[Rows from a dataset]
+--

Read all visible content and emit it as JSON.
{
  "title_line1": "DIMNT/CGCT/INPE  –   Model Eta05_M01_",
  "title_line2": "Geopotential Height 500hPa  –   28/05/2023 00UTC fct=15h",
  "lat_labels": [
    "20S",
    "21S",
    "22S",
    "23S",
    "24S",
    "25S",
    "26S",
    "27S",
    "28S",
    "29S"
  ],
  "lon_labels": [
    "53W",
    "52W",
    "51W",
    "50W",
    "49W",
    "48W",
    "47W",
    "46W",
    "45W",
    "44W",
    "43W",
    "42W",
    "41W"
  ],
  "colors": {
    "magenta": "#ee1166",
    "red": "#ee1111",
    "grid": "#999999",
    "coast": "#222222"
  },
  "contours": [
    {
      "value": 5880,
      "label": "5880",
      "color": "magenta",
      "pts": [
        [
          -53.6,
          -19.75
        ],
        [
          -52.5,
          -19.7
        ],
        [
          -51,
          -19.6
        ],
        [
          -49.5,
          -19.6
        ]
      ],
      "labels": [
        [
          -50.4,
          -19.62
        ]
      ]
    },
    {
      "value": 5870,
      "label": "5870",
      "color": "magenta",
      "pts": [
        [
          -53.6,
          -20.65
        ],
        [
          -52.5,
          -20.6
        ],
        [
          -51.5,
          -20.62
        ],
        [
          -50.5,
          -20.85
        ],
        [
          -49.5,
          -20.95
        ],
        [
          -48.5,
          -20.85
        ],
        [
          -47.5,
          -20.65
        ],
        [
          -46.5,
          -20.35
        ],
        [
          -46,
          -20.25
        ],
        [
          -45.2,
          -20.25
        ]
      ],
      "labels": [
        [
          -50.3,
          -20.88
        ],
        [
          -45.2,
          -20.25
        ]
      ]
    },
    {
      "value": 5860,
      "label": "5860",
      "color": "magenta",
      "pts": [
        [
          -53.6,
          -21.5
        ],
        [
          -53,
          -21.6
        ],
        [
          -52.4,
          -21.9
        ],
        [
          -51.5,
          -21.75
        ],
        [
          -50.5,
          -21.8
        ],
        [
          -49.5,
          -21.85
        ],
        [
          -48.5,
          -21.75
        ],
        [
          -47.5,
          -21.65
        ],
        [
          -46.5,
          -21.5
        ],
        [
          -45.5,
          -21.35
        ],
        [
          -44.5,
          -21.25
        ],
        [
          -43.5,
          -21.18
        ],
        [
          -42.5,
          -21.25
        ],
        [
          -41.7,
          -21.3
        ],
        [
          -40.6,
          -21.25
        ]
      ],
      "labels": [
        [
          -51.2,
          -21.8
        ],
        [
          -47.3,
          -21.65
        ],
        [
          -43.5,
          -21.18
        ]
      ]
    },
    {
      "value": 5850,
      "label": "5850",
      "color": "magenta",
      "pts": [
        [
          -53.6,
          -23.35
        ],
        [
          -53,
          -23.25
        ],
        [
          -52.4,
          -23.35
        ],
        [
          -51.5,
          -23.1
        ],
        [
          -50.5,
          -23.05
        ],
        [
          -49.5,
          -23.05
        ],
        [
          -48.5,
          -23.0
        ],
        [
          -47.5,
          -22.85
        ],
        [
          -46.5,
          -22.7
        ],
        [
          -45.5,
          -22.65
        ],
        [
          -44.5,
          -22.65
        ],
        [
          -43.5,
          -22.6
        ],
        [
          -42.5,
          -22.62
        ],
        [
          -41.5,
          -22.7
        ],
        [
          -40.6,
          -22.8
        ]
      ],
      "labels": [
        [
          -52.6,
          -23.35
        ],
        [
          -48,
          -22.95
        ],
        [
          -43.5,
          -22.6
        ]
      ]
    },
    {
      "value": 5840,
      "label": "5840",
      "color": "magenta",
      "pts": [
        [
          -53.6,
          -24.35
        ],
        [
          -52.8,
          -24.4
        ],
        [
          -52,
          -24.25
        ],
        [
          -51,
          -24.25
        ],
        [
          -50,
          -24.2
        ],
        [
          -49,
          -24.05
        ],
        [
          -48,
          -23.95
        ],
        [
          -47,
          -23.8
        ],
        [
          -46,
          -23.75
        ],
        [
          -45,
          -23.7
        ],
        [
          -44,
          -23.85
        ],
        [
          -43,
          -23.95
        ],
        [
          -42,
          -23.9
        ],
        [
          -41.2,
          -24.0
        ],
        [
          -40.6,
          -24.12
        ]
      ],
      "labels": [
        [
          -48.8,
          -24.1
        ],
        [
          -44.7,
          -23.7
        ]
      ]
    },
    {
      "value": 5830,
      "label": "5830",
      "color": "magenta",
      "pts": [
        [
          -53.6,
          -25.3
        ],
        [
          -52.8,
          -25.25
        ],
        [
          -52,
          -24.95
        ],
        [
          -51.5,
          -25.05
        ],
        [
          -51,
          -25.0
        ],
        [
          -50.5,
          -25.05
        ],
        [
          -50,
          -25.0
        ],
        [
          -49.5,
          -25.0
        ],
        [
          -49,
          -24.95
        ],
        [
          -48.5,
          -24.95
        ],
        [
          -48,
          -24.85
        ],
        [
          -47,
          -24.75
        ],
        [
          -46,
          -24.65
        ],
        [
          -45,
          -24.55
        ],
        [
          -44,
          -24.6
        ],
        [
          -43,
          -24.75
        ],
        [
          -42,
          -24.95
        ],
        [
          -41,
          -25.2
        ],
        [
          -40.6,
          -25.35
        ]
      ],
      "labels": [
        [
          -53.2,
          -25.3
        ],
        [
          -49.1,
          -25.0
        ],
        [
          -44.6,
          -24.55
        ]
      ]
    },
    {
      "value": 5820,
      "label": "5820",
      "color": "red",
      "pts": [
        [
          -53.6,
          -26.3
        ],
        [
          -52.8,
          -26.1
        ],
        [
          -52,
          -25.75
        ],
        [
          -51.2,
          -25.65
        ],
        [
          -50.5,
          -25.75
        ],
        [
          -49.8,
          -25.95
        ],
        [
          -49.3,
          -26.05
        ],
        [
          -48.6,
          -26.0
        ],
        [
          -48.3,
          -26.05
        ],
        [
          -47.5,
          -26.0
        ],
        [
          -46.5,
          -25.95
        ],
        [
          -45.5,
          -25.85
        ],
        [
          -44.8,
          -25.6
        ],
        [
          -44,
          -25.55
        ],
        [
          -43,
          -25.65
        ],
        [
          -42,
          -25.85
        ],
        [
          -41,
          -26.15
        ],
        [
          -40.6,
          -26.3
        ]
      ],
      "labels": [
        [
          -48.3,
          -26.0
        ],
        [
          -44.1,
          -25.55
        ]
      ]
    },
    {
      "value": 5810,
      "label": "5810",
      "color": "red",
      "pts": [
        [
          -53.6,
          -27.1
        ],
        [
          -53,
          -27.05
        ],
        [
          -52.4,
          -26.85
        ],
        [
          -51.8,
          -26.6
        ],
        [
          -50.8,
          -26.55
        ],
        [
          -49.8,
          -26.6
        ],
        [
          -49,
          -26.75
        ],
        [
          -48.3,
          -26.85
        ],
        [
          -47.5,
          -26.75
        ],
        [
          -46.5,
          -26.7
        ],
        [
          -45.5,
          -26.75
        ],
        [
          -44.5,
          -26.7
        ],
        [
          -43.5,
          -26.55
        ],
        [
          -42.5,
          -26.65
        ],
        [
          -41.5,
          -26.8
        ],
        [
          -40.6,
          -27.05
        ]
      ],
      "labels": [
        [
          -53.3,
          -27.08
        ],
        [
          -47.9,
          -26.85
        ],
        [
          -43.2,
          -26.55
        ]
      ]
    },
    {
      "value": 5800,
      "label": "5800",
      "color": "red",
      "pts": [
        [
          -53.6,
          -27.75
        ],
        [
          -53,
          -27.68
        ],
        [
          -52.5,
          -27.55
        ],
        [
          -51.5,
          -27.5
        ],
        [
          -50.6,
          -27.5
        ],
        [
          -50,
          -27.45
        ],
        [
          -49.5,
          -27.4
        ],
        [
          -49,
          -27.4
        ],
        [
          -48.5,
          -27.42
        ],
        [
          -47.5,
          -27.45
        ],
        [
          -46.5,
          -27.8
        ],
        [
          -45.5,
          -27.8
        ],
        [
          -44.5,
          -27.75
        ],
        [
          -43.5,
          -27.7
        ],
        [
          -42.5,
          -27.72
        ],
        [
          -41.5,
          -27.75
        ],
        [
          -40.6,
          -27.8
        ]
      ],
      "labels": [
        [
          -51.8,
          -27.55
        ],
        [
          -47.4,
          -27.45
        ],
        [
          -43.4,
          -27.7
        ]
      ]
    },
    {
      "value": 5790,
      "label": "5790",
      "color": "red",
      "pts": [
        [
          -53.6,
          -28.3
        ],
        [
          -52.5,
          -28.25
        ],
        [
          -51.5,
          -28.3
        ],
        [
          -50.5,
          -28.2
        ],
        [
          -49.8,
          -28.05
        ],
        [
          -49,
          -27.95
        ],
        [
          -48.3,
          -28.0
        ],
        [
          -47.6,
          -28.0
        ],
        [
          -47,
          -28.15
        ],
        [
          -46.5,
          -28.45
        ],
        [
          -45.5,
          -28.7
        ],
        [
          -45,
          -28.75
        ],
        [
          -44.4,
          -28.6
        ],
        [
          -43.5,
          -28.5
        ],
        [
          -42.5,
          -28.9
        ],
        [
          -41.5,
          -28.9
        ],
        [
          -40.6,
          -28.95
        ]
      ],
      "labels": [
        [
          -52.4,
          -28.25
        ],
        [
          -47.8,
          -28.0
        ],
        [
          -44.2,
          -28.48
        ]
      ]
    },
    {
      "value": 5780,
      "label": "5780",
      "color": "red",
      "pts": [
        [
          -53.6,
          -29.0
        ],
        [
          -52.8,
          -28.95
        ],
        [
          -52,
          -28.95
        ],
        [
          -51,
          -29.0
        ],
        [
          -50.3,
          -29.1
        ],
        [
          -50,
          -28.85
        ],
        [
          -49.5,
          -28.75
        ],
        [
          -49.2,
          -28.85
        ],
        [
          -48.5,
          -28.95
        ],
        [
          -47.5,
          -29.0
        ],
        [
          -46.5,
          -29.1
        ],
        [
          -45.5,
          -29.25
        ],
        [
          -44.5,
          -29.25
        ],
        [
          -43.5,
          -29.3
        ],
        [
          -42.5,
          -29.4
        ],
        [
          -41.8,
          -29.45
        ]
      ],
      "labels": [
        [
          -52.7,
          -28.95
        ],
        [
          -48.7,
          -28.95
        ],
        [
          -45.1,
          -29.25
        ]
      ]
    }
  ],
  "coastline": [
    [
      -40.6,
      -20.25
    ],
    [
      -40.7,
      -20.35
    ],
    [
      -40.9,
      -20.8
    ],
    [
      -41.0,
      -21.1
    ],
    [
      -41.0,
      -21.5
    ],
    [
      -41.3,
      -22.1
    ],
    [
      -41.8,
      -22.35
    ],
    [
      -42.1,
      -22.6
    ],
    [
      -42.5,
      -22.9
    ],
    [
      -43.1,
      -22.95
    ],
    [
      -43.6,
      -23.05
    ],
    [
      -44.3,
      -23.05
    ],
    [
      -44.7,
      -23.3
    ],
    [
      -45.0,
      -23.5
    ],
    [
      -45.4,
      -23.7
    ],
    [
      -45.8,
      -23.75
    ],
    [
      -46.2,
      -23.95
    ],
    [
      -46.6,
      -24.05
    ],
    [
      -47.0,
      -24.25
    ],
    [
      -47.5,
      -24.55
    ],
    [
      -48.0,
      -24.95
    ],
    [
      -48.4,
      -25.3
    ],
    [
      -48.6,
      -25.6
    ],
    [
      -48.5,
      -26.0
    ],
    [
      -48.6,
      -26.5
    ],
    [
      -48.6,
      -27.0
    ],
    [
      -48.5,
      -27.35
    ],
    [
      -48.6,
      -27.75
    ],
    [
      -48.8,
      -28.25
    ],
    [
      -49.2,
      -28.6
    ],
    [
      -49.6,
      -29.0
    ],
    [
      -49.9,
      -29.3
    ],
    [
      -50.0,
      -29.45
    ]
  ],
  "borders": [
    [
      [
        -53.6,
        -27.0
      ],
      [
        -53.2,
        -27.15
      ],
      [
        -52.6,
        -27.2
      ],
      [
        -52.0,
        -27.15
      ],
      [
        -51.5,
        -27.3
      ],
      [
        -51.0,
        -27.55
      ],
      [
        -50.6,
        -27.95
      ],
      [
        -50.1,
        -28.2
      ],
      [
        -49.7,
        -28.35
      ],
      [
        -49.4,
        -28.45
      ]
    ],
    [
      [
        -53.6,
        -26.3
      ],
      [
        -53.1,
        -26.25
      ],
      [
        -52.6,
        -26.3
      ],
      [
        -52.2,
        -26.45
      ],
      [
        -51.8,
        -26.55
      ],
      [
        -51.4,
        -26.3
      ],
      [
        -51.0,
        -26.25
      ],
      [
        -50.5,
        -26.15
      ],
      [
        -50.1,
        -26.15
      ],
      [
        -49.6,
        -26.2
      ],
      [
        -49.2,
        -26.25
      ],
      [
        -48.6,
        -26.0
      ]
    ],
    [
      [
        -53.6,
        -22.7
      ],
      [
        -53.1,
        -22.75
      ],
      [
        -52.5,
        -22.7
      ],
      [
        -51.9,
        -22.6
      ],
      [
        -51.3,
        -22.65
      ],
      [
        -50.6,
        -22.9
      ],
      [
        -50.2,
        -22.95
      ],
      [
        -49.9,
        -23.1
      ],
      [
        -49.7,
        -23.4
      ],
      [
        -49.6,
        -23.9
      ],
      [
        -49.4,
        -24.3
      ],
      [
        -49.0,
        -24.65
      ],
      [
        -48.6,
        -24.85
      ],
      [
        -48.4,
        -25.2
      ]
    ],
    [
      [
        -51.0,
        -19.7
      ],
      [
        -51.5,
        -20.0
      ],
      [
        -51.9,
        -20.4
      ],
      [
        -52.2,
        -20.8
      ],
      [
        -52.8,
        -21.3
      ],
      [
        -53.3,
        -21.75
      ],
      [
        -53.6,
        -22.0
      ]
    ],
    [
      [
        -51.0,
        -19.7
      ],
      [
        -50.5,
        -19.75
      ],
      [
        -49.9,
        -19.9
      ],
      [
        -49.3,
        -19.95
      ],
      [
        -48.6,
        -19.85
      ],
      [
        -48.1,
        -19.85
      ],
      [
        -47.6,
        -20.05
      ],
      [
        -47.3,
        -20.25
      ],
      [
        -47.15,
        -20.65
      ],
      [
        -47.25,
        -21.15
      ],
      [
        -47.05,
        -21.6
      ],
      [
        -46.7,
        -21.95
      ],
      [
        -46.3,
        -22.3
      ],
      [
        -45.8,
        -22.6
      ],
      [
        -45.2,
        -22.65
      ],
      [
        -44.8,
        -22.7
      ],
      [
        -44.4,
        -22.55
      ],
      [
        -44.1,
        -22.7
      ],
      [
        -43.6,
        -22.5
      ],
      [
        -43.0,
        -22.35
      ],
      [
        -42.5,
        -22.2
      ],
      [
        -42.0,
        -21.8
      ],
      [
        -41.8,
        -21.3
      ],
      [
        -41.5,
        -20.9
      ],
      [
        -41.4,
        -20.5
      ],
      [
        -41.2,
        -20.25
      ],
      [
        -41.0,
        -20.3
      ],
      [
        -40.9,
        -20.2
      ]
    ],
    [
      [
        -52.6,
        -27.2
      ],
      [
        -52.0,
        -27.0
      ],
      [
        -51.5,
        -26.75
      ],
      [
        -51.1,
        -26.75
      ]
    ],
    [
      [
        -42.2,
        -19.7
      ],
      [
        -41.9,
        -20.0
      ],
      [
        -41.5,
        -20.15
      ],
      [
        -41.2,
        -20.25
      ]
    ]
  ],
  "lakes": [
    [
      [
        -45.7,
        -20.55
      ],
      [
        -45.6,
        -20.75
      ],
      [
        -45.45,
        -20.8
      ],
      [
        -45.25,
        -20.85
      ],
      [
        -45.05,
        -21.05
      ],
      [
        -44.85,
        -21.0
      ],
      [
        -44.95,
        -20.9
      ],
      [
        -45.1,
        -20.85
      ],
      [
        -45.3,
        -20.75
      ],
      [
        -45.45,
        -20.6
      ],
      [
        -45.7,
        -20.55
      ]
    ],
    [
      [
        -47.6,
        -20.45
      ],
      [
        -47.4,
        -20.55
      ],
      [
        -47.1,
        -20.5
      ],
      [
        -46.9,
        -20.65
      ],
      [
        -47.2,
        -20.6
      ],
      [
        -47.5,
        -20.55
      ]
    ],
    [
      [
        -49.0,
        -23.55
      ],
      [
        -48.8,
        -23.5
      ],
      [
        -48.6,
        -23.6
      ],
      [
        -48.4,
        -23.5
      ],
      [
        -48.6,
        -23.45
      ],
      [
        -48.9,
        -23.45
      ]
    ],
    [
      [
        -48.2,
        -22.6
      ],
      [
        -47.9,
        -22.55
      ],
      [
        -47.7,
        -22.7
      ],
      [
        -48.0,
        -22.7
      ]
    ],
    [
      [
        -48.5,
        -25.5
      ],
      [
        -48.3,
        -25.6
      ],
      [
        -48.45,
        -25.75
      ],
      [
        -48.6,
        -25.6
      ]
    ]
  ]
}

+--

### EXERCISE BRIEF
Filter out all lines lacking the word "value" and copy the rest.

### EXERCISE RESPONSE
      "value": 5880,
      "value": 5870,
      "value": 5860,
      "value": 5850,
      "value": 5840,
      "value": 5830,
      "value": 5820,
      "value": 5810,
      "value": 5800,
      "value": 5790,
      "value": 5780,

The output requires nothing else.